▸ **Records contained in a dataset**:
>> Start

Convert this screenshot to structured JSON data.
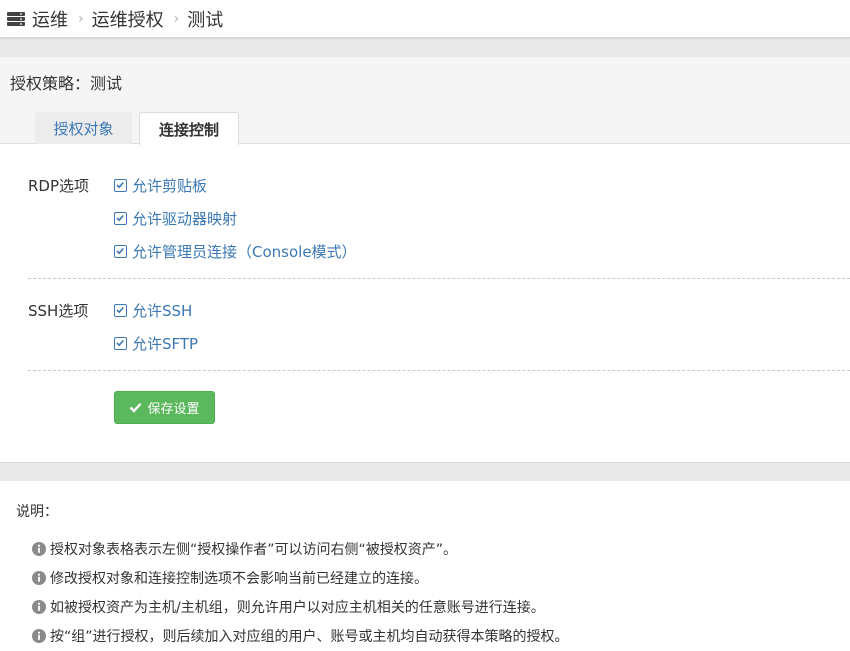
{
  "breadcrumb": {
    "icon": "server-icon",
    "items": [
      "运维",
      "运维授权",
      "测试"
    ]
  },
  "policy": {
    "title": "授权策略：测试"
  },
  "tabs": [
    {
      "label": "授权对象",
      "active": false
    },
    {
      "label": "连接控制",
      "active": true
    }
  ],
  "rdp": {
    "label": "RDP选项",
    "options": [
      {
        "label": "允许剪贴板",
        "checked": true
      },
      {
        "label": "允许驱动器映射",
        "checked": true
      },
      {
        "label": "允许管理员连接（Console模式）",
        "checked": true
      }
    ]
  },
  "ssh": {
    "label": "SSH选项",
    "options": [
      {
        "label": "允许SSH",
        "checked": true
      },
      {
        "label": "允许SFTP",
        "checked": true
      }
    ]
  },
  "actions": {
    "save_label": "保存设置"
  },
  "notes": {
    "title": "说明：",
    "items": [
      "授权对象表格表示左侧“授权操作者”可以访问右侧“被授权资产”。",
      "修改授权对象和连接控制选项不会影响当前已经建立的连接。",
      "如被授权资产为主机/主机组，则允许用户以对应主机相关的任意账号进行连接。",
      "按“组”进行授权，则后续加入对应组的用户、账号或主机均自动获得本策略的授权。"
    ]
  },
  "colors": {
    "link": "#3b78b5",
    "save_button": "#5cb85c",
    "info_icon": "#8a8a8a"
  }
}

>> End

▸ **Your task**: The data above should be repeated exactly, minus any pictures.

▸ **Solution to the problem**:
Convert this screenshot to structured JSON data.
{
  "breadcrumb": {
    "icon": "server-icon",
    "items": [
      "运维",
      "运维授权",
      "测试"
    ]
  },
  "policy": {
    "title": "授权策略：测试"
  },
  "tabs": [
    {
      "label": "授权对象",
      "active": false
    },
    {
      "label": "连接控制",
      "active": true
    }
  ],
  "rdp": {
    "label": "RDP选项",
    "options": [
      {
        "label": "允许剪贴板",
        "checked": true
      },
      {
        "label": "允许驱动器映射",
        "checked": true
      },
      {
        "label": "允许管理员连接（Console模式）",
        "checked": true
      }
    ]
  },
  "ssh": {
    "label": "SSH选项",
    "options": [
      {
        "label": "允许SSH",
        "checked": true
      },
      {
        "label": "允许SFTP",
        "checked": true
      }
    ]
  },
  "actions": {
    "save_label": "保存设置"
  },
  "notes": {
    "title": "说明：",
    "items": [
      "授权对象表格表示左侧“授权操作者”可以访问右侧“被授权资产”。",
      "修改授权对象和连接控制选项不会影响当前已经建立的连接。",
      "如被授权资产为主机/主机组，则允许用户以对应主机相关的任意账号进行连接。",
      "按“组”进行授权，则后续加入对应组的用户、账号或主机均自动获得本策略的授权。"
    ]
  },
  "colors": {
    "link": "#3b78b5",
    "save_button": "#5cb85c",
    "info_icon": "#8a8a8a"
  }
}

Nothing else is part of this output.